_WHAT YOU ARE ASKED TO DO_:
Output all of the data below exactly as given.

_DATA EXTRACT_:
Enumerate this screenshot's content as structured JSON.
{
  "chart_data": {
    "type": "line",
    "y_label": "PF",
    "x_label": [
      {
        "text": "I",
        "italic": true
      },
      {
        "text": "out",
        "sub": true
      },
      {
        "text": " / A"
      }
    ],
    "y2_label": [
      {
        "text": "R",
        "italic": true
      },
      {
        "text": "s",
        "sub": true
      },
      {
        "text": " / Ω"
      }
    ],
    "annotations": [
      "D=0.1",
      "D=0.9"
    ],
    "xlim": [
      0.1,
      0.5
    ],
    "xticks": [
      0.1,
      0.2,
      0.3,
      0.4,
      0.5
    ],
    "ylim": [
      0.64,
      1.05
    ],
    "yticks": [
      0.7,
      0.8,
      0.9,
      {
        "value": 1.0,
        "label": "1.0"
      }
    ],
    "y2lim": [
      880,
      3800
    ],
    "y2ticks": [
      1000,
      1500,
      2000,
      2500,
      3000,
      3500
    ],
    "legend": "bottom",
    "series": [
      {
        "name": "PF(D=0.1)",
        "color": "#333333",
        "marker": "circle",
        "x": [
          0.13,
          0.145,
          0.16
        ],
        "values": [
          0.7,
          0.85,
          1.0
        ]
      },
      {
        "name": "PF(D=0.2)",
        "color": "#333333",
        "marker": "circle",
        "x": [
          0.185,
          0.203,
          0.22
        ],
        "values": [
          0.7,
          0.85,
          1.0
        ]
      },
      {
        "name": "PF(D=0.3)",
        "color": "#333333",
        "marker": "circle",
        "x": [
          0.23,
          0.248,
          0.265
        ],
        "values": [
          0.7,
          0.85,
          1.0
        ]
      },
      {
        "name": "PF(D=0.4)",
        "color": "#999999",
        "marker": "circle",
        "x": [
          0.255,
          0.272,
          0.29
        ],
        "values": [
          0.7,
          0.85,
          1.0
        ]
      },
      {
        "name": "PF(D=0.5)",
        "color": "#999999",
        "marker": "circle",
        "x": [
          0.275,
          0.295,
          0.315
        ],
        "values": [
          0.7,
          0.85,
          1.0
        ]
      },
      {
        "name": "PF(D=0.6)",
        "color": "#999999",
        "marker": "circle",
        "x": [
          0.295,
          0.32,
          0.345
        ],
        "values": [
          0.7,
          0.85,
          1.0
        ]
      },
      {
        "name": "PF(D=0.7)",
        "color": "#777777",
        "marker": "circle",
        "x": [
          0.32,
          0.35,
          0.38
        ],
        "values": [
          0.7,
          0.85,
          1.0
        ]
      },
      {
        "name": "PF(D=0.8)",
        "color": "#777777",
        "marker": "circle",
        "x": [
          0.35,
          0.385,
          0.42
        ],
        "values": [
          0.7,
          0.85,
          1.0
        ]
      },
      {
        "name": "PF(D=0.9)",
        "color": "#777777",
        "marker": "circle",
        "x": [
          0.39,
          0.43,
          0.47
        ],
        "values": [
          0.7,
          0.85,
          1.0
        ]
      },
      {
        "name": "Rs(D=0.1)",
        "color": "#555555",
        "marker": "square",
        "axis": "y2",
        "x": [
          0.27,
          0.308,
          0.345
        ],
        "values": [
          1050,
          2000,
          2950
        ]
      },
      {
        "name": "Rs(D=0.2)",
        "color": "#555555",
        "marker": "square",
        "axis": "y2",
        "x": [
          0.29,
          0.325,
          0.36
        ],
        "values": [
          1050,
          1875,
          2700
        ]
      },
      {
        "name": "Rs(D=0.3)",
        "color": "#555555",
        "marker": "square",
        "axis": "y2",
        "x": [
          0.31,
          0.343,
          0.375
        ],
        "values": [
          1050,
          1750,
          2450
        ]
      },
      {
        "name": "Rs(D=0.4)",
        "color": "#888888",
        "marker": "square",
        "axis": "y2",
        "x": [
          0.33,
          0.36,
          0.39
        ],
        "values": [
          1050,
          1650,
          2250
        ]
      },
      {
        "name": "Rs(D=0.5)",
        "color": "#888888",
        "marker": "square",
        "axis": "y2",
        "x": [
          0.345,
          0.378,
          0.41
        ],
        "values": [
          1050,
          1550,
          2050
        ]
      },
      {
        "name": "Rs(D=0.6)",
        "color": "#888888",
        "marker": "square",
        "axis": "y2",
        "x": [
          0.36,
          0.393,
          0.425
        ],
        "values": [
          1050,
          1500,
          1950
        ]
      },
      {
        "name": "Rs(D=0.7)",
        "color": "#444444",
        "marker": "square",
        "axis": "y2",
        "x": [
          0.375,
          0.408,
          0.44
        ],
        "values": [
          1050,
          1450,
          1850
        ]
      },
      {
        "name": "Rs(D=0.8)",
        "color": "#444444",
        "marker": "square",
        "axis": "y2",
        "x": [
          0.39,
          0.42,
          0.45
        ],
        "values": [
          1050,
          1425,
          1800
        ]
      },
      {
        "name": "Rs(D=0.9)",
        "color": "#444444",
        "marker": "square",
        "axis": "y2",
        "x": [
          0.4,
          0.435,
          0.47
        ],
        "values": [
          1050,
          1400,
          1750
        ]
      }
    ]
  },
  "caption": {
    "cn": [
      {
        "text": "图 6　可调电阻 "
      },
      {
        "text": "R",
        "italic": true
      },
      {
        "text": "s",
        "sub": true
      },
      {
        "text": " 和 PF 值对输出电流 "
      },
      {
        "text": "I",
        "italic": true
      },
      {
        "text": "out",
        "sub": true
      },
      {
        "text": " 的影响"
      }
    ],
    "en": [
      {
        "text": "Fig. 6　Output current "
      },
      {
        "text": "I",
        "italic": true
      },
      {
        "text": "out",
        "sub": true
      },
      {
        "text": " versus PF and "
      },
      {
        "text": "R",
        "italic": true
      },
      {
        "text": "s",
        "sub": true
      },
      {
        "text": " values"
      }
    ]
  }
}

_EXPECTED ANSWER_:
Enumerate this screenshot's content as structured JSON.
{
  "chart_data": {
    "type": "line",
    "y_label": "PF",
    "x_label": [
      {
        "text": "I",
        "italic": true
      },
      {
        "text": "out",
        "sub": true
      },
      {
        "text": " / A"
      }
    ],
    "y2_label": [
      {
        "text": "R",
        "italic": true
      },
      {
        "text": "s",
        "sub": true
      },
      {
        "text": " / Ω"
      }
    ],
    "annotations": [
      "D=0.1",
      "D=0.9"
    ],
    "xlim": [
      0.1,
      0.5
    ],
    "xticks": [
      0.1,
      0.2,
      0.3,
      0.4,
      0.5
    ],
    "ylim": [
      0.64,
      1.05
    ],
    "yticks": [
      0.7,
      0.8,
      0.9,
      {
        "value": 1.0,
        "label": "1.0"
      }
    ],
    "y2lim": [
      880,
      3800
    ],
    "y2ticks": [
      1000,
      1500,
      2000,
      2500,
      3000,
      3500
    ],
    "legend": "bottom",
    "series": [
      {
        "name": "PF(D=0.1)",
        "color": "#333333",
        "marker": "circle",
        "x": [
          0.13,
          0.145,
          0.16
        ],
        "values": [
          0.7,
          0.85,
          1.0
        ]
      },
      {
        "name": "PF(D=0.2)",
        "color": "#333333",
        "marker": "circle",
        "x": [
          0.185,
          0.203,
          0.22
        ],
        "values": [
          0.7,
          0.85,
          1.0
        ]
      },
      {
        "name": "PF(D=0.3)",
        "color": "#333333",
        "marker": "circle",
        "x": [
          0.23,
          0.248,
          0.265
        ],
        "values": [
          0.7,
          0.85,
          1.0
        ]
      },
      {
        "name": "PF(D=0.4)",
        "color": "#999999",
        "marker": "circle",
        "x": [
          0.255,
          0.272,
          0.29
        ],
        "values": [
          0.7,
          0.85,
          1.0
        ]
      },
      {
        "name": "PF(D=0.5)",
        "color": "#999999",
        "marker": "circle",
        "x": [
          0.275,
          0.295,
          0.315
        ],
        "values": [
          0.7,
          0.85,
          1.0
        ]
      },
      {
        "name": "PF(D=0.6)",
        "color": "#999999",
        "marker": "circle",
        "x": [
          0.295,
          0.32,
          0.345
        ],
        "values": [
          0.7,
          0.85,
          1.0
        ]
      },
      {
        "name": "PF(D=0.7)",
        "color": "#777777",
        "marker": "circle",
        "x": [
          0.32,
          0.35,
          0.38
        ],
        "values": [
          0.7,
          0.85,
          1.0
        ]
      },
      {
        "name": "PF(D=0.8)",
        "color": "#777777",
        "marker": "circle",
        "x": [
          0.35,
          0.385,
          0.42
        ],
        "values": [
          0.7,
          0.85,
          1.0
        ]
      },
      {
        "name": "PF(D=0.9)",
        "color": "#777777",
        "marker": "circle",
        "x": [
          0.39,
          0.43,
          0.47
        ],
        "values": [
          0.7,
          0.85,
          1.0
        ]
      },
      {
        "name": "Rs(D=0.1)",
        "color": "#555555",
        "marker": "square",
        "axis": "y2",
        "x": [
          0.27,
          0.308,
          0.345
        ],
        "values": [
          1050,
          2000,
          2950
        ]
      },
      {
        "name": "Rs(D=0.2)",
        "color": "#555555",
        "marker": "square",
        "axis": "y2",
        "x": [
          0.29,
          0.325,
          0.36
        ],
        "values": [
          1050,
          1875,
          2700
        ]
      },
      {
        "name": "Rs(D=0.3)",
        "color": "#555555",
        "marker": "square",
        "axis": "y2",
        "x": [
          0.31,
          0.343,
          0.375
        ],
        "values": [
          1050,
          1750,
          2450
        ]
      },
      {
        "name": "Rs(D=0.4)",
        "color": "#888888",
        "marker": "square",
        "axis": "y2",
        "x": [
          0.33,
          0.36,
          0.39
        ],
        "values": [
          1050,
          1650,
          2250
        ]
      },
      {
        "name": "Rs(D=0.5)",
        "color": "#888888",
        "marker": "square",
        "axis": "y2",
        "x": [
          0.345,
          0.378,
          0.41
        ],
        "values": [
          1050,
          1550,
          2050
        ]
      },
      {
        "name": "Rs(D=0.6)",
        "color": "#888888",
        "marker": "square",
        "axis": "y2",
        "x": [
          0.36,
          0.393,
          0.425
        ],
        "values": [
          1050,
          1500,
          1950
        ]
      },
      {
        "name": "Rs(D=0.7)",
        "color": "#444444",
        "marker": "square",
        "axis": "y2",
        "x": [
          0.375,
          0.408,
          0.44
        ],
        "values": [
          1050,
          1450,
          1850
        ]
      },
      {
        "name": "Rs(D=0.8)",
        "color": "#444444",
        "marker": "square",
        "axis": "y2",
        "x": [
          0.39,
          0.42,
          0.45
        ],
        "values": [
          1050,
          1425,
          1800
        ]
      },
      {
        "name": "Rs(D=0.9)",
        "color": "#444444",
        "marker": "square",
        "axis": "y2",
        "x": [
          0.4,
          0.435,
          0.47
        ],
        "values": [
          1050,
          1400,
          1750
        ]
      }
    ]
  },
  "caption": {
    "cn": [
      {
        "text": "图 6　可调电阻 "
      },
      {
        "text": "R",
        "italic": true
      },
      {
        "text": "s",
        "sub": true
      },
      {
        "text": " 和 PF 值对输出电流 "
      },
      {
        "text": "I",
        "italic": true
      },
      {
        "text": "out",
        "sub": true
      },
      {
        "text": " 的影响"
      }
    ],
    "en": [
      {
        "text": "Fig. 6　Output current "
      },
      {
        "text": "I",
        "italic": true
      },
      {
        "text": "out",
        "sub": true
      },
      {
        "text": " versus PF and "
      },
      {
        "text": "R",
        "italic": true
      },
      {
        "text": "s",
        "sub": true
      },
      {
        "text": " values"
      }
    ]
  }
}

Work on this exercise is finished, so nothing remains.